▶ _EXCERPT PROVIDED_
______

Simulated Author's Rebuttal

1 responses · 0 unresolved

We thank the referee for their careful reading of the manuscript and for identifying the need to clarify the canonical construction of the probability measures on the gauge-reduced space. We address this point below and will incorporate the requested details in a revised version.

read point-by-point responses

Referee: Framework description and derivation of the detailed fluctuation theorem: the forward and backward probability measures on the gauge-reduced space of trajectories must be shown to be canonically defined on the quotient without reference to a particular lift or section. The manuscript does not specify the projection or averaging procedure that would render the relative entropy (and hence the fluctuation theorems and Clausius-like inequality) independent of representative choice; if an implicit gauge fixing is used, the claimed invariance is undermined.

______

▶ _LISTED ENTRIES_
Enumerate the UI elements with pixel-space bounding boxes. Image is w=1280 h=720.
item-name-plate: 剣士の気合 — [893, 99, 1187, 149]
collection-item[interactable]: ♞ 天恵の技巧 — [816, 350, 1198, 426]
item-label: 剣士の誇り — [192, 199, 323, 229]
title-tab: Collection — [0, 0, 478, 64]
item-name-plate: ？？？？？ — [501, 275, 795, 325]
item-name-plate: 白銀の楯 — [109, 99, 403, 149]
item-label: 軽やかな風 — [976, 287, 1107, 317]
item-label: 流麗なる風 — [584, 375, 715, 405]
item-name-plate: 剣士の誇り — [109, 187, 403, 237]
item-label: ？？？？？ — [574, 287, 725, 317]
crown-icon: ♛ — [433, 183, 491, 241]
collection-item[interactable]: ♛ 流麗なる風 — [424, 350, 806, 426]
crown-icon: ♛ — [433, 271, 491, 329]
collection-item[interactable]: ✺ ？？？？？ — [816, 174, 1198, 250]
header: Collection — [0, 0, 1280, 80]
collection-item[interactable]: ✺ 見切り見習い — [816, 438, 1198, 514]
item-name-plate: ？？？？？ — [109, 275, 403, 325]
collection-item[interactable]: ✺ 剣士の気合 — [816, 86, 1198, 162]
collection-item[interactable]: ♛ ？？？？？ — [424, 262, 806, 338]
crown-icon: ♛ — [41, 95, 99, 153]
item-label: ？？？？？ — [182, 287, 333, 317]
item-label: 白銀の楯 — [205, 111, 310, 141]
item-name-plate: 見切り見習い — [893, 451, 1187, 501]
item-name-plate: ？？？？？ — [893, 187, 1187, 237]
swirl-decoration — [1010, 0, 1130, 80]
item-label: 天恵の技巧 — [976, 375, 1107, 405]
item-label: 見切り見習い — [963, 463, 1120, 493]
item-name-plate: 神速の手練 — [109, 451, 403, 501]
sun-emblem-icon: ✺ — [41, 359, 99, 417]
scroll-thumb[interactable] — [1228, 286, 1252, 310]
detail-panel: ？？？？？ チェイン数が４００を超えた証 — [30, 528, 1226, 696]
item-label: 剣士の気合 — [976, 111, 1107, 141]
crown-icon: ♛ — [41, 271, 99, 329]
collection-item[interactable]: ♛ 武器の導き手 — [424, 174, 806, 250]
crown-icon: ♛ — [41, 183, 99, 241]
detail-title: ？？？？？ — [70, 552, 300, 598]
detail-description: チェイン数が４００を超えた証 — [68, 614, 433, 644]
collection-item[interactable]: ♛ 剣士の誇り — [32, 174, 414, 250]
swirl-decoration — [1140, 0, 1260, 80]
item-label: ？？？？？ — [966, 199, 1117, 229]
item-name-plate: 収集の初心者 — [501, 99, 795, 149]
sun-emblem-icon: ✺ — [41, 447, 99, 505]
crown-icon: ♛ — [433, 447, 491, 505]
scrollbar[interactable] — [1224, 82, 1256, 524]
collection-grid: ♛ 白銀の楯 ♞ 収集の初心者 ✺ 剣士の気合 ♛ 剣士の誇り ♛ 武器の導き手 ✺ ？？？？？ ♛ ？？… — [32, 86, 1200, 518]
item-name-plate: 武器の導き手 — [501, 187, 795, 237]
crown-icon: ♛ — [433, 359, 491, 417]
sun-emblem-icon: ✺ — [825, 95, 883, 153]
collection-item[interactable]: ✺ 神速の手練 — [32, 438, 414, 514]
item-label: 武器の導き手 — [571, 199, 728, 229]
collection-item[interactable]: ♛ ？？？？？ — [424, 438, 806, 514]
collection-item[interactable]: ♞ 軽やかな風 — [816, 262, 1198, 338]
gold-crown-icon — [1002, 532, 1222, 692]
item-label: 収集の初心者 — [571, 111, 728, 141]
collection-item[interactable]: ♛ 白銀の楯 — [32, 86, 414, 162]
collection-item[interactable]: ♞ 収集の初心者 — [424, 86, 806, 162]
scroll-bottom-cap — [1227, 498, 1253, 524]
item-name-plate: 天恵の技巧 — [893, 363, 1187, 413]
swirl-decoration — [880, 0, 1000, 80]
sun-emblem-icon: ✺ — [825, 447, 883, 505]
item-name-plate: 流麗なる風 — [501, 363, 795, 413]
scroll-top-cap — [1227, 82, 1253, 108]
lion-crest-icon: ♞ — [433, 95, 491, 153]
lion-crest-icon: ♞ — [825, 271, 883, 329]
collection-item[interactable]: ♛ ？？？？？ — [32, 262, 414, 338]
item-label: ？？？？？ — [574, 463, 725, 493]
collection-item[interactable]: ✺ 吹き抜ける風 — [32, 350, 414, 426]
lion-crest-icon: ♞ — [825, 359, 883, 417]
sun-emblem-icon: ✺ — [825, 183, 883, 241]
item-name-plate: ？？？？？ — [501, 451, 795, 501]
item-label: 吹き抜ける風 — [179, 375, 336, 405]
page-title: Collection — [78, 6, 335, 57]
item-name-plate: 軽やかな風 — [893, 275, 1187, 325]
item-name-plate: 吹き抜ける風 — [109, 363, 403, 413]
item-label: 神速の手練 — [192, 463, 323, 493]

______

▶ _TASK LIST_
#1 Print the simulated author's rebuttal word for word, in full.
#2 Take the rows from the first one up to and including the line with "item-label: 軽やかな風 — [976, 287, 1107, 317]". Rename "item-name-plate" to "name-badge" in those lines and give back only them, with nothing else changed.

▶ _THE SOLUTIONS_
#1
Simulated Author's Rebuttal

1 responses · 0 unresolved

We thank the referee for their careful reading of the manuscript and for identifying the need to clarify the canonical construction of the probability measures on the gauge-reduced space. We address this point below and will incorporate the requested details in a revised version.

read point-by-point responses

Referee: Framework description and derivation of the detailed fluctuation theorem: the forward and backward probability measures on the gauge-reduced space of trajectories must be shown to be canonically defined on the quotient without reference to a particular lift or section. The manuscript does not specify the projection or averaging procedure that would render the relative entropy (and hence the fluctuation theorems and Clausius-like inequality) independent of representative choice; if an implicit gauge fixing is used, the claimed invariance is undermined.

#2
Enumerate the UI elements with pixel-space bounding boxes. Image is w=1280 h=720.
name-badge: 剣士の気合 — [893, 99, 1187, 149]
collection-item[interactable]: ♞ 天恵の技巧 — [816, 350, 1198, 426]
item-label: 剣士の誇り — [192, 199, 323, 229]
title-tab: Collection — [0, 0, 478, 64]
name-badge: ？？？？？ — [501, 275, 795, 325]
name-badge: 白銀の楯 — [109, 99, 403, 149]
item-label: 軽やかな風 — [976, 287, 1107, 317]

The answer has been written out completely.